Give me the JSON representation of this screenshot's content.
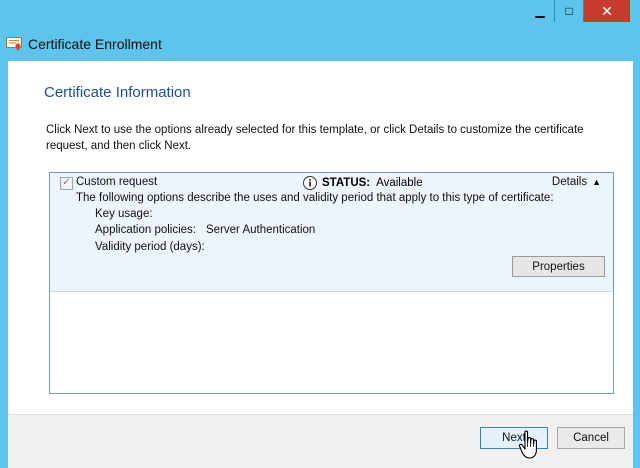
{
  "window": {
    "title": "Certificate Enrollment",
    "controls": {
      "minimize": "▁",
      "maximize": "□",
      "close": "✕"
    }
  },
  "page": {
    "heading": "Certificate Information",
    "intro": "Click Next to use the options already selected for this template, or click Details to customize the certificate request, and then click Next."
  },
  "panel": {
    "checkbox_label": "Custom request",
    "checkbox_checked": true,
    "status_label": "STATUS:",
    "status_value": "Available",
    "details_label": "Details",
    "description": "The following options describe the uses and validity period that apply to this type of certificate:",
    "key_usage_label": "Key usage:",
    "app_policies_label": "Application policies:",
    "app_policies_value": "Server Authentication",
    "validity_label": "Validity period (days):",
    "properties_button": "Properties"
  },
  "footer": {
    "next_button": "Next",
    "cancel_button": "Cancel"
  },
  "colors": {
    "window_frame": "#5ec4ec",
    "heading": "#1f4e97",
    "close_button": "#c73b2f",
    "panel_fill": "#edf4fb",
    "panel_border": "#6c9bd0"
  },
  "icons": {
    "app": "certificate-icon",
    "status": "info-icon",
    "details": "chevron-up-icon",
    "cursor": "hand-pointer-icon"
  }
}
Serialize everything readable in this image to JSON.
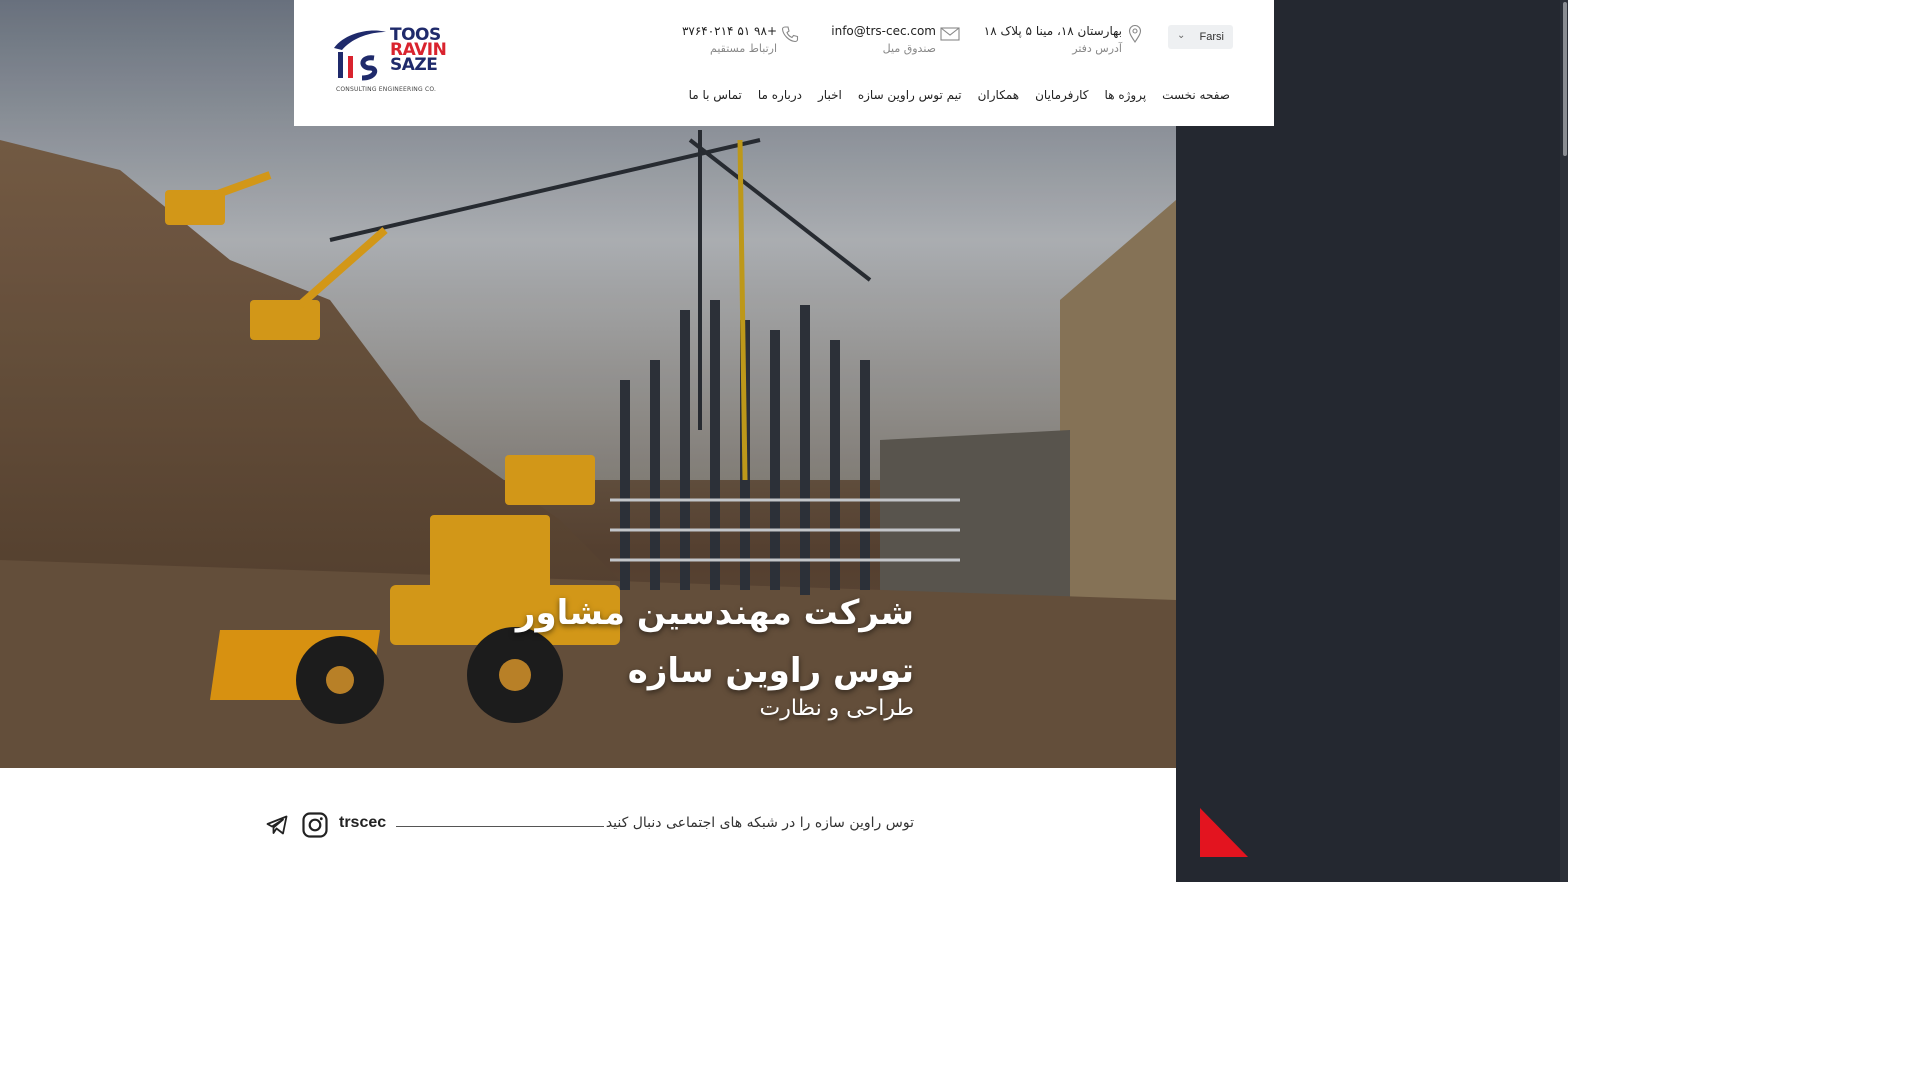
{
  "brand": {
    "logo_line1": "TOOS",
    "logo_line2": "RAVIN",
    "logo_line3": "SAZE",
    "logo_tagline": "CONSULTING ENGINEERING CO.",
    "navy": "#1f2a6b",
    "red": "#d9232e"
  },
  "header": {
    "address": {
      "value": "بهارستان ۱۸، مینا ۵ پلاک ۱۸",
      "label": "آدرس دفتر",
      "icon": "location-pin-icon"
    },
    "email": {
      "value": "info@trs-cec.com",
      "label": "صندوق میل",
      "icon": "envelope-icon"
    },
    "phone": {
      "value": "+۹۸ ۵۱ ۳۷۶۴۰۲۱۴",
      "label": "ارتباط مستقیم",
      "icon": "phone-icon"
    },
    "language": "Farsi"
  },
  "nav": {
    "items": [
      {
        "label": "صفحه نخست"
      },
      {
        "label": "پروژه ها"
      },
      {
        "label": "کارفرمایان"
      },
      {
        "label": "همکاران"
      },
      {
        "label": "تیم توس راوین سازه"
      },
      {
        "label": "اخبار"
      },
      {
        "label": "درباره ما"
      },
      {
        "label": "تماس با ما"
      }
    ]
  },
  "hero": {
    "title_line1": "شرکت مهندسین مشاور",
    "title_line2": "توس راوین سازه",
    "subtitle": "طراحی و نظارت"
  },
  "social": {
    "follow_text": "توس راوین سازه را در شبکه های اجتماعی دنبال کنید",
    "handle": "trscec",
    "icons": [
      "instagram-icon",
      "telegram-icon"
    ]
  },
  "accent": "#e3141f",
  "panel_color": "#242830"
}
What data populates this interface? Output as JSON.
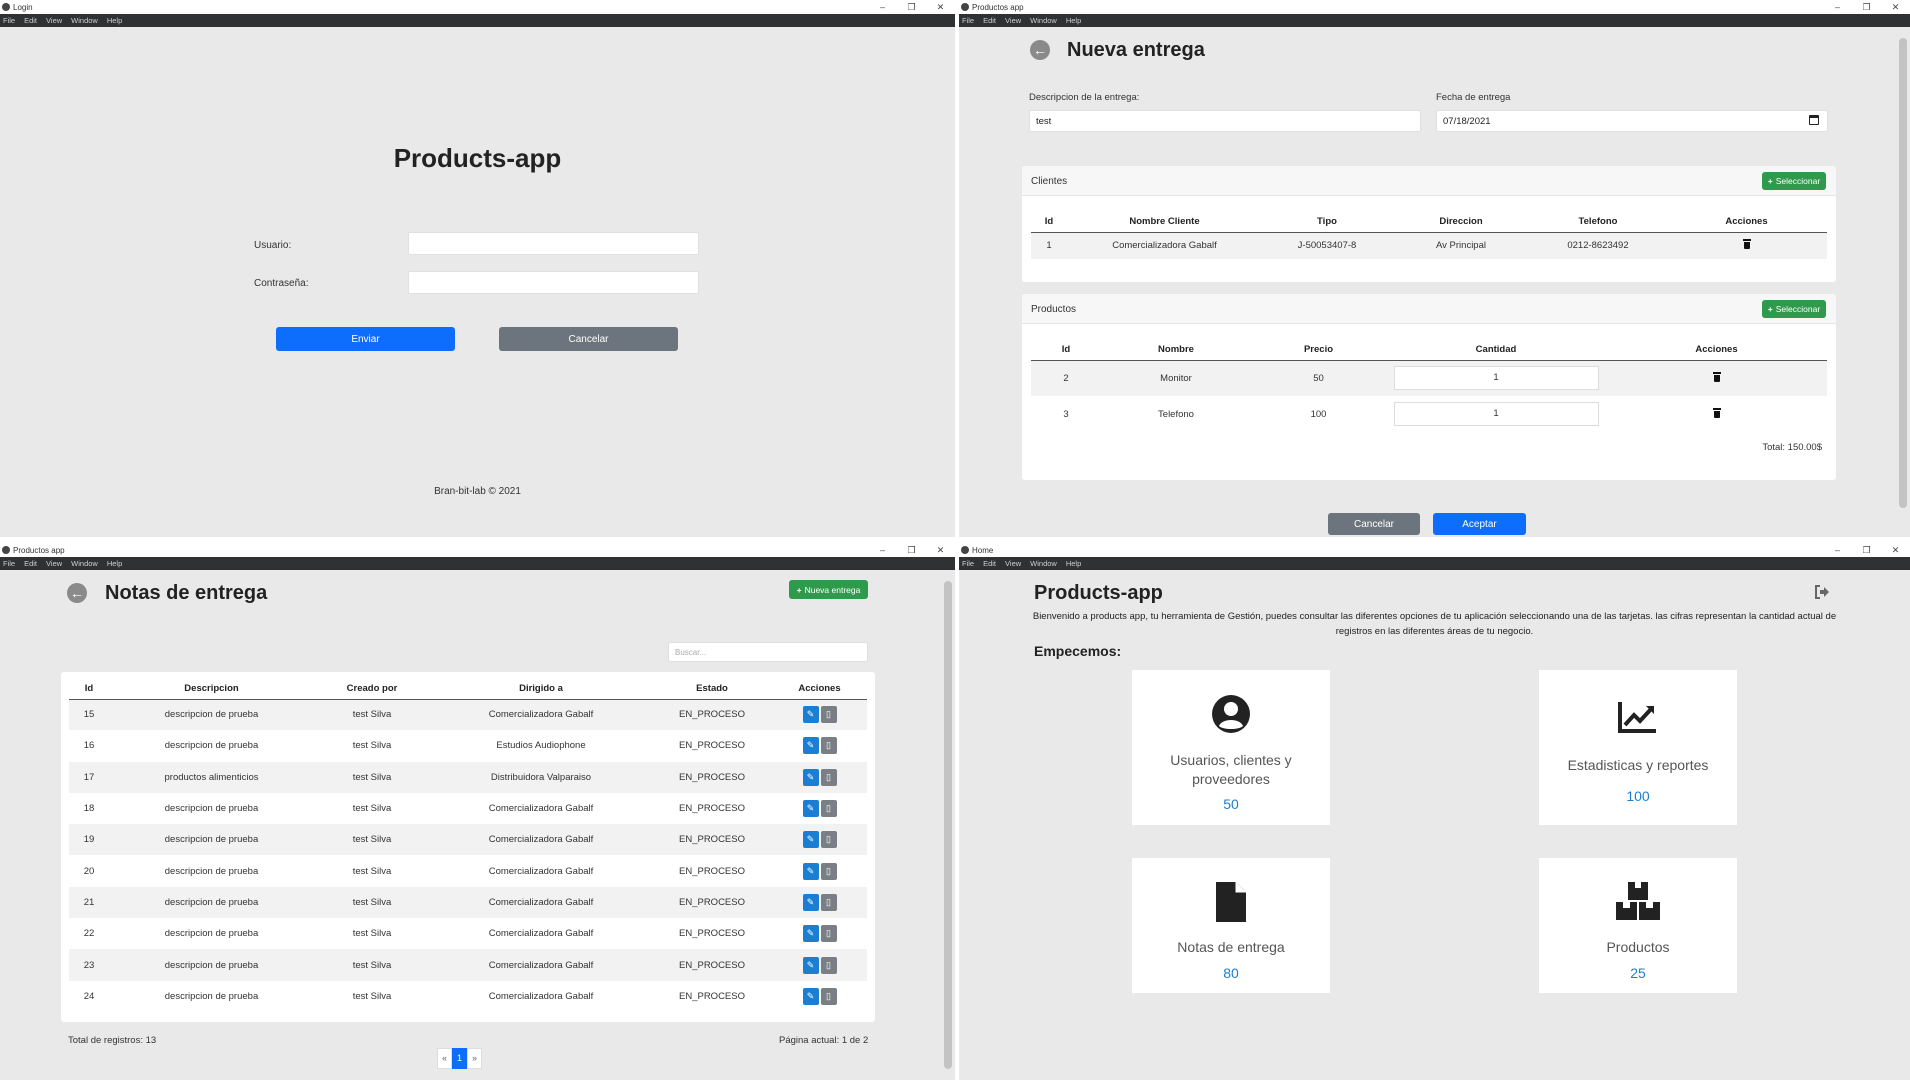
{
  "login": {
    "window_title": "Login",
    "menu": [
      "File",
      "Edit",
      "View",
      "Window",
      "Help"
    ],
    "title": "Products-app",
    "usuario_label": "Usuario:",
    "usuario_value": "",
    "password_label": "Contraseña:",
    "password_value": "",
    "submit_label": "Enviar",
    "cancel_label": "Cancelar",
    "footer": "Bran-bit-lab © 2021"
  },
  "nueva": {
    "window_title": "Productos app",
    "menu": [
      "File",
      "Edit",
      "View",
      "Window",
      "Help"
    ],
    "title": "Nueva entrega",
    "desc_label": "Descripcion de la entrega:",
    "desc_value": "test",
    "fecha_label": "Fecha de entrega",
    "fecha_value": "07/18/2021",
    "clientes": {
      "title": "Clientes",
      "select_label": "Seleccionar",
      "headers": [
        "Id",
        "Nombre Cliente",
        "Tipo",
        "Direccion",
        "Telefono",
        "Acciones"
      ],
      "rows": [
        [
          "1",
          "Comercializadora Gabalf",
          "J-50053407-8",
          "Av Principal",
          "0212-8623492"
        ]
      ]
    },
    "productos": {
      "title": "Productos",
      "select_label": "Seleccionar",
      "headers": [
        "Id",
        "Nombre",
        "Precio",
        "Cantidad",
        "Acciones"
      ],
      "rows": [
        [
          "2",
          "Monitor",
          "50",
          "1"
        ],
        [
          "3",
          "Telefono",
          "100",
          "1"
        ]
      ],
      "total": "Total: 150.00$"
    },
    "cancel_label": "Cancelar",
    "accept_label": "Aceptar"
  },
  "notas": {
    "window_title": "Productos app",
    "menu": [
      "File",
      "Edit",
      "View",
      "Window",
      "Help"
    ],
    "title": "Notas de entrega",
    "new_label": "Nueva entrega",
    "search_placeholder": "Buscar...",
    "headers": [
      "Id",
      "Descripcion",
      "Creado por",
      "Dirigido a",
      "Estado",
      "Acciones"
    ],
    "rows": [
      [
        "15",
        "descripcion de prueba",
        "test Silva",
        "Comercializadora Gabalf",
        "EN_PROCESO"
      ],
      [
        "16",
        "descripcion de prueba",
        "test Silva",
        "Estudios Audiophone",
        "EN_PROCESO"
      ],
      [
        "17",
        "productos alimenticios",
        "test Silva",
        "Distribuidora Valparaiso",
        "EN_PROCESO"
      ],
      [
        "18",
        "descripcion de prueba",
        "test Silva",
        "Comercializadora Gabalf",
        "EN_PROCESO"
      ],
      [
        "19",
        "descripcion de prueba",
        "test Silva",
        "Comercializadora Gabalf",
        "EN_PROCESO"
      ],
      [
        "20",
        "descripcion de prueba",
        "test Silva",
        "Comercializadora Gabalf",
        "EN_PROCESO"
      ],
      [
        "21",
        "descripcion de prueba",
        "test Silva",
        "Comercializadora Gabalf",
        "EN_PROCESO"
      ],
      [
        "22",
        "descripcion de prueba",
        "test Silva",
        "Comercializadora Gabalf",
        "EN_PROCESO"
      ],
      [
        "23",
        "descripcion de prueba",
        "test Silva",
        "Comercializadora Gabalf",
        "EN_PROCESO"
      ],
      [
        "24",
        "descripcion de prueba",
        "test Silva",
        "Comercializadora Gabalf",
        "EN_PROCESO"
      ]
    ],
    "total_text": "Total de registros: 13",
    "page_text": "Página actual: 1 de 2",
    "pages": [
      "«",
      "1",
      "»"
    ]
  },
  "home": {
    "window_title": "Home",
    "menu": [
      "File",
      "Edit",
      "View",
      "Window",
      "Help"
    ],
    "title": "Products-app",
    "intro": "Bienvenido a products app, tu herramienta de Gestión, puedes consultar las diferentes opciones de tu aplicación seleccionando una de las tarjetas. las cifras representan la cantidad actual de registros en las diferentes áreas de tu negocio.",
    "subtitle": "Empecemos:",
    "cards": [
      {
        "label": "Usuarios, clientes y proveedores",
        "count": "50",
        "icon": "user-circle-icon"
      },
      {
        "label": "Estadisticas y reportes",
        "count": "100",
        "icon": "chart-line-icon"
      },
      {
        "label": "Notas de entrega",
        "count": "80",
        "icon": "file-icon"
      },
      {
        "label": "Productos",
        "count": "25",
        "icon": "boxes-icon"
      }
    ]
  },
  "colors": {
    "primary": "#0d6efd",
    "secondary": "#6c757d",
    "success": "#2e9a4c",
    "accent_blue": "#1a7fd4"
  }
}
------------------------------------------------
• Objective: Pictures don't belong in the copy. Transcribe every record exactly as it appears.

• Complete response:
Give me the JSON representation of this screenshot's content.
{
  "window": {
    "title": "Certificate Enrollment",
    "controls": {
      "minimize": "▁",
      "maximize": "□",
      "close": "✕"
    }
  },
  "page": {
    "heading": "Certificate Information",
    "intro": "Click Next to use the options already selected for this template, or click Details to customize the certificate request, and then click Next."
  },
  "panel": {
    "checkbox_label": "Custom request",
    "checkbox_checked": true,
    "status_label": "STATUS:",
    "status_value": "Available",
    "details_label": "Details",
    "description": "The following options describe the uses and validity period that apply to this type of certificate:",
    "key_usage_label": "Key usage:",
    "app_policies_label": "Application policies:",
    "app_policies_value": "Server Authentication",
    "validity_label": "Validity period (days):",
    "properties_button": "Properties"
  },
  "footer": {
    "next_button": "Next",
    "cancel_button": "Cancel"
  },
  "colors": {
    "window_frame": "#5ec4ec",
    "heading": "#1f4e97",
    "close_button": "#c73b2f",
    "panel_fill": "#edf4fb",
    "panel_border": "#6c9bd0"
  },
  "icons": {
    "app": "certificate-icon",
    "status": "info-icon",
    "details": "chevron-up-icon",
    "cursor": "hand-pointer-icon"
  }
}
Serialize everything readable in this image to JSON.
{
  "brand": {
    "logo_line1": "TOOS",
    "logo_line2": "RAVIN",
    "logo_line3": "SAZE",
    "logo_tagline": "CONSULTING ENGINEERING CO.",
    "navy": "#1f2a6b",
    "red": "#d9232e"
  },
  "header": {
    "address": {
      "value": "بهارستان ۱۸، مینا ۵ پلاک ۱۸",
      "label": "آدرس دفتر",
      "icon": "location-pin-icon"
    },
    "email": {
      "value": "info@trs-cec.com",
      "label": "صندوق میل",
      "icon": "envelope-icon"
    },
    "phone": {
      "value": "+۹۸ ۵۱ ۳۷۶۴۰۲۱۴",
      "label": "ارتباط مستقیم",
      "icon": "phone-icon"
    },
    "language": "Farsi"
  },
  "nav": {
    "items": [
      {
        "label": "صفحه نخست"
      },
      {
        "label": "پروژه ها"
      },
      {
        "label": "کارفرمایان"
      },
      {
        "label": "همکاران"
      },
      {
        "label": "تیم توس راوین سازه"
      },
      {
        "label": "اخبار"
      },
      {
        "label": "درباره ما"
      },
      {
        "label": "تماس با ما"
      }
    ]
  },
  "hero": {
    "title_line1": "شرکت مهندسین مشاور",
    "title_line2": "توس راوین سازه",
    "subtitle": "طراحی و نظارت"
  },
  "social": {
    "follow_text": "توس راوین سازه را در شبکه های اجتماعی دنبال کنید",
    "handle": "trscec",
    "icons": [
      "instagram-icon",
      "telegram-icon"
    ]
  },
  "accent": "#e3141f",
  "panel_color": "#242830"
}
What data populates this interface? Output as JSON.
{
  "login": {
    "window_title": "Login",
    "menu": [
      "File",
      "Edit",
      "View",
      "Window",
      "Help"
    ],
    "title": "Products-app",
    "usuario_label": "Usuario:",
    "usuario_value": "",
    "password_label": "Contraseña:",
    "password_value": "",
    "submit_label": "Enviar",
    "cancel_label": "Cancelar",
    "footer": "Bran-bit-lab © 2021"
  },
  "nueva": {
    "window_title": "Productos app",
    "menu": [
      "File",
      "Edit",
      "View",
      "Window",
      "Help"
    ],
    "title": "Nueva entrega",
    "desc_label": "Descripcion de la entrega:",
    "desc_value": "test",
    "fecha_label": "Fecha de entrega",
    "fecha_value": "07/18/2021",
    "clientes": {
      "title": "Clientes",
      "select_label": "Seleccionar",
      "headers": [
        "Id",
        "Nombre Cliente",
        "Tipo",
        "Direccion",
        "Telefono",
        "Acciones"
      ],
      "rows": [
        [
          "1",
          "Comercializadora Gabalf",
          "J-50053407-8",
          "Av Principal",
          "0212-8623492"
        ]
      ]
    },
    "productos": {
      "title": "Productos",
      "select_label": "Seleccionar",
      "headers": [
        "Id",
        "Nombre",
        "Precio",
        "Cantidad",
        "Acciones"
      ],
      "rows": [
        [
          "2",
          "Monitor",
          "50",
          "1"
        ],
        [
          "3",
          "Telefono",
          "100",
          "1"
        ]
      ],
      "total": "Total: 150.00$"
    },
    "cancel_label": "Cancelar",
    "accept_label": "Aceptar"
  },
  "notas": {
    "window_title": "Productos app",
    "menu": [
      "File",
      "Edit",
      "View",
      "Window",
      "Help"
    ],
    "title": "Notas de entrega",
    "new_label": "Nueva entrega",
    "search_placeholder": "Buscar...",
    "headers": [
      "Id",
      "Descripcion",
      "Creado por",
      "Dirigido a",
      "Estado",
      "Acciones"
    ],
    "rows": [
      [
        "15",
        "descripcion de prueba",
        "test Silva",
        "Comercializadora Gabalf",
        "EN_PROCESO"
      ],
      [
        "16",
        "descripcion de prueba",
        "test Silva",
        "Estudios Audiophone",
        "EN_PROCESO"
      ],
      [
        "17",
        "productos alimenticios",
        "test Silva",
        "Distribuidora Valparaiso",
        "EN_PROCESO"
      ],
      [
        "18",
        "descripcion de prueba",
        "test Silva",
        "Comercializadora Gabalf",
        "EN_PROCESO"
      ],
      [
        "19",
        "descripcion de prueba",
        "test Silva",
        "Comercializadora Gabalf",
        "EN_PROCESO"
      ],
      [
        "20",
        "descripcion de prueba",
        "test Silva",
        "Comercializadora Gabalf",
        "EN_PROCESO"
      ],
      [
        "21",
        "descripcion de prueba",
        "test Silva",
        "Comercializadora Gabalf",
        "EN_PROCESO"
      ],
      [
        "22",
        "descripcion de prueba",
        "test Silva",
        "Comercializadora Gabalf",
        "EN_PROCESO"
      ],
      [
        "23",
        "descripcion de prueba",
        "test Silva",
        "Comercializadora Gabalf",
        "EN_PROCESO"
      ],
      [
        "24",
        "descripcion de prueba",
        "test Silva",
        "Comercializadora Gabalf",
        "EN_PROCESO"
      ]
    ],
    "total_text": "Total de registros: 13",
    "page_text": "Página actual: 1 de 2",
    "pages": [
      "«",
      "1",
      "»"
    ]
  },
  "home": {
    "window_title": "Home",
    "menu": [
      "File",
      "Edit",
      "View",
      "Window",
      "Help"
    ],
    "title": "Products-app",
    "intro": "Bienvenido a products app, tu herramienta de Gestión, puedes consultar las diferentes opciones de tu aplicación seleccionando una de las tarjetas. las cifras representan la cantidad actual de registros en las diferentes áreas de tu negocio.",
    "subtitle": "Empecemos:",
    "cards": [
      {
        "label": "Usuarios, clientes y proveedores",
        "count": "50",
        "icon": "user-circle-icon"
      },
      {
        "label": "Estadisticas y reportes",
        "count": "100",
        "icon": "chart-line-icon"
      },
      {
        "label": "Notas de entrega",
        "count": "80",
        "icon": "file-icon"
      },
      {
        "label": "Productos",
        "count": "25",
        "icon": "boxes-icon"
      }
    ]
  },
  "colors": {
    "primary": "#0d6efd",
    "secondary": "#6c757d",
    "success": "#2e9a4c",
    "accent_blue": "#1a7fd4"
  }
}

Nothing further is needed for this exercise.